[Recorded data]
════════
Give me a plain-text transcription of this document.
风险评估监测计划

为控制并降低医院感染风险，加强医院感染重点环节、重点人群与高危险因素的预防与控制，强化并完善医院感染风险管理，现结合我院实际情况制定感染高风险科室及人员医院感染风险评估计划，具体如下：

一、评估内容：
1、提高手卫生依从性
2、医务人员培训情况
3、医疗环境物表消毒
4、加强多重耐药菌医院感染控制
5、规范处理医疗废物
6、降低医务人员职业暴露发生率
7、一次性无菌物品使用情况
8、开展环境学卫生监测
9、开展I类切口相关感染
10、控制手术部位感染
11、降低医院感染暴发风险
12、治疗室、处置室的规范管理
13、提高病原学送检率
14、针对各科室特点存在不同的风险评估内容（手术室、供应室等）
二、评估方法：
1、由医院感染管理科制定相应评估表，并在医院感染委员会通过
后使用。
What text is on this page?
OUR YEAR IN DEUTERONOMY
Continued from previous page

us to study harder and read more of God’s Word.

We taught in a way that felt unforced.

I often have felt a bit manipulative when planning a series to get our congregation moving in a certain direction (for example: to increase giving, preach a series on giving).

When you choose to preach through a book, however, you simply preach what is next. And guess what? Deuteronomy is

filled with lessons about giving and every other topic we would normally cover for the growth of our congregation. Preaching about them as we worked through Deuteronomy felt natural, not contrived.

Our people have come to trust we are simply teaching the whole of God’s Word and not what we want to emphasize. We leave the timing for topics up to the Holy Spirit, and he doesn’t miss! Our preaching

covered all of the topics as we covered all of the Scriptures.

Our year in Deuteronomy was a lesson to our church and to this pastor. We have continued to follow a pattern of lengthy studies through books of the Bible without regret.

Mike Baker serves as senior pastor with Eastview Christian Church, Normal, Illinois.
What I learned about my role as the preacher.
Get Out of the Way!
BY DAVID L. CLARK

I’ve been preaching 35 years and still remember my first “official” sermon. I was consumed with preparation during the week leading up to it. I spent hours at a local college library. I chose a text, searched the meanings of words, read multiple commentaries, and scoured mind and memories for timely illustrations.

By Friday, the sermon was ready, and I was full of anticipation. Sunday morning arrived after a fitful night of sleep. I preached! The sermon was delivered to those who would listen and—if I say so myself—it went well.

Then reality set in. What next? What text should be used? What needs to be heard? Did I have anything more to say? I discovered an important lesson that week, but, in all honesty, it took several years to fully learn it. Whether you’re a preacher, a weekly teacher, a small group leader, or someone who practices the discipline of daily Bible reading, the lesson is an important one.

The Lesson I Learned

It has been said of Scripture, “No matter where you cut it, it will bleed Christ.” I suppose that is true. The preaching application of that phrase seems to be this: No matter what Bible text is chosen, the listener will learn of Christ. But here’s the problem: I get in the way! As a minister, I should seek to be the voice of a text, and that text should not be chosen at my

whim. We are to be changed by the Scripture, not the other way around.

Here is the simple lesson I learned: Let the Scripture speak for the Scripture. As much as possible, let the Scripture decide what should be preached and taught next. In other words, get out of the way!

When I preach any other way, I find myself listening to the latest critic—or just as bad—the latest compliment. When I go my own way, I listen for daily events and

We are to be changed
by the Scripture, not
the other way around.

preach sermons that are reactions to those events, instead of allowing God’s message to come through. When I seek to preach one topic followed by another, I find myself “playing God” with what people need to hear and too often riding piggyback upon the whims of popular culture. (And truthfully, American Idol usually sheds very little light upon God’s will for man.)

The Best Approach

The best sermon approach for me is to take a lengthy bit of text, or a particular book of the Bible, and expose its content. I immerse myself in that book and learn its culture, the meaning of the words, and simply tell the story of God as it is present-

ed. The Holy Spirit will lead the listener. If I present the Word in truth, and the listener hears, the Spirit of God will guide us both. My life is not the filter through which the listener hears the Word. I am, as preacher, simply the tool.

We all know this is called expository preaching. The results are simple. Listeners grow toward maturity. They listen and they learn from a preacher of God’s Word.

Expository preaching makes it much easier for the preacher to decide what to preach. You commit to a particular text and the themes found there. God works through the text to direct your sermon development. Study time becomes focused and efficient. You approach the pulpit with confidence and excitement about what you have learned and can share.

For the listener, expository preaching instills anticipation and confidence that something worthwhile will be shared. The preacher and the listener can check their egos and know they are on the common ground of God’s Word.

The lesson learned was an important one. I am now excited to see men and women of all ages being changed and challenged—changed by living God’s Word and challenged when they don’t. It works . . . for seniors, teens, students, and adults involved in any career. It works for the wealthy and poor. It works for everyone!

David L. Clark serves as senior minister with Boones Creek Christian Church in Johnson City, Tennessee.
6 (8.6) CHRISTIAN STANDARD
════════
*Exercise details*:
Of all the lines in the entries, how many contain the word "next"? Give only the number.

*Worked answer*:
3